→ **GOAL**: Extract each line of the material that follows exactly and omit its pictures.

(Extracted data entries)
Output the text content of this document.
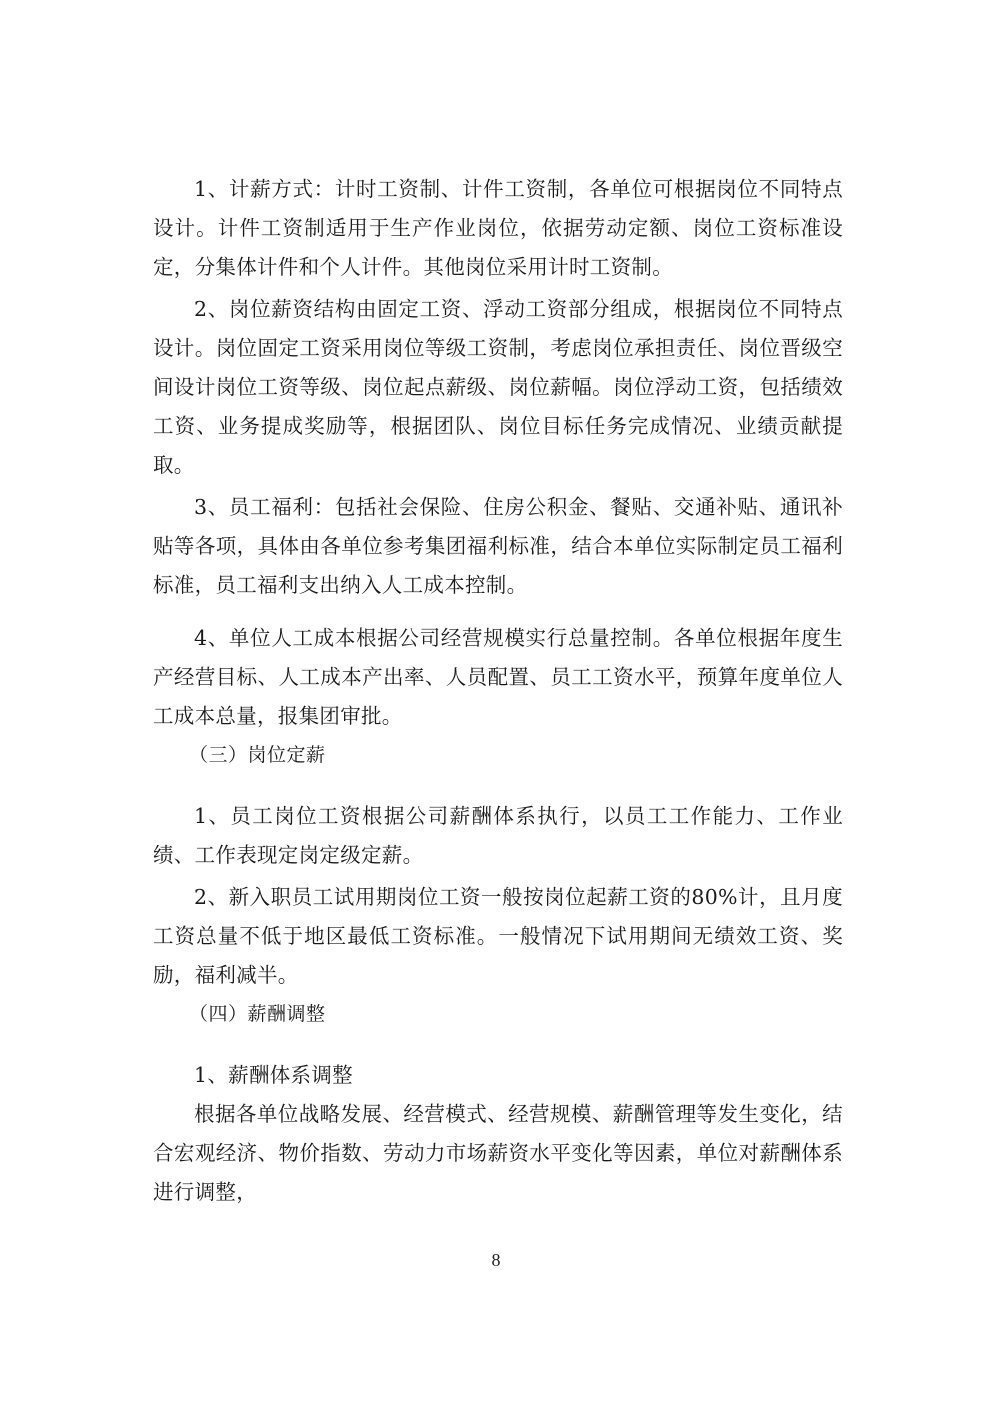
1、计薪方式：计时工资制、计件工资制，各单位可根据岗位不同特点设计。计件工资制适用于生产作业岗位，依据劳动定额、岗位工资标准设定，分集体计件和个人计件。其他岗位采用计时工资制。

2、岗位薪资结构由固定工资、浮动工资部分组成，根据岗位不同特点设计。岗位固定工资采用岗位等级工资制，考虑岗位承担责任、岗位晋级空间设计岗位工资等级、岗位起点薪级、岗位薪幅。岗位浮动工资，包括绩效工资、业务提成奖励等，根据团队、岗位目标任务完成情况、业绩贡献提取。

3、员工福利：包括社会保险、住房公积金、餐贴、交通补贴、通讯补贴等各项，具体由各单位参考集团福利标准，结合本单位实际制定员工福利标准，员工福利支出纳入人工成本控制。

4、单位人工成本根据公司经营规模实行总量控制。各单位根据年度生产经营目标、人工成本产出率、人员配置、员工工资水平，预算年度单位人工成本总量，报集团审批。

（三）岗位定薪

1、员工岗位工资根据公司薪酬体系执行，以员工工作能力、工作业绩、工作表现定岗定级定薪。

2、新入职员工试用期岗位工资一般按岗位起薪工资的80%计，且月度工资总量不低于地区最低工资标准。一般情况下试用期间无绩效工资、奖励，福利减半。

（四）薪酬调整

1、薪酬体系调整

根据各单位战略发展、经营模式、经营规模、薪酬管理等发生变化，结合宏观经济、物价指数、劳动力市场薪资水平变化等因素，单位对薪酬体系进行调整，

8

→ **FINISHED EXERCISE**:
Output the text content of this document.
1、计薪方式：计时工资制、计件工资制，各单位可根据岗位不同特点设计。计件工资制适用于生产作业岗位，依据劳动定额、岗位工资标准设定，分集体计件和个人计件。其他岗位采用计时工资制。

2、岗位薪资结构由固定工资、浮动工资部分组成，根据岗位不同特点设计。岗位固定工资采用岗位等级工资制，考虑岗位承担责任、岗位晋级空间设计岗位工资等级、岗位起点薪级、岗位薪幅。岗位浮动工资，包括绩效工资、业务提成奖励等，根据团队、岗位目标任务完成情况、业绩贡献提取。

3、员工福利：包括社会保险、住房公积金、餐贴、交通补贴、通讯补贴等各项，具体由各单位参考集团福利标准，结合本单位实际制定员工福利标准，员工福利支出纳入人工成本控制。

4、单位人工成本根据公司经营规模实行总量控制。各单位根据年度生产经营目标、人工成本产出率、人员配置、员工工资水平，预算年度单位人工成本总量，报集团审批。

（三）岗位定薪

1、员工岗位工资根据公司薪酬体系执行，以员工工作能力、工作业绩、工作表现定岗定级定薪。

2、新入职员工试用期岗位工资一般按岗位起薪工资的80%计，且月度工资总量不低于地区最低工资标准。一般情况下试用期间无绩效工资、奖励，福利减半。

（四）薪酬调整

1、薪酬体系调整

根据各单位战略发展、经营模式、经营规模、薪酬管理等发生变化，结合宏观经济、物价指数、劳动力市场薪资水平变化等因素，单位对薪酬体系进行调整，

8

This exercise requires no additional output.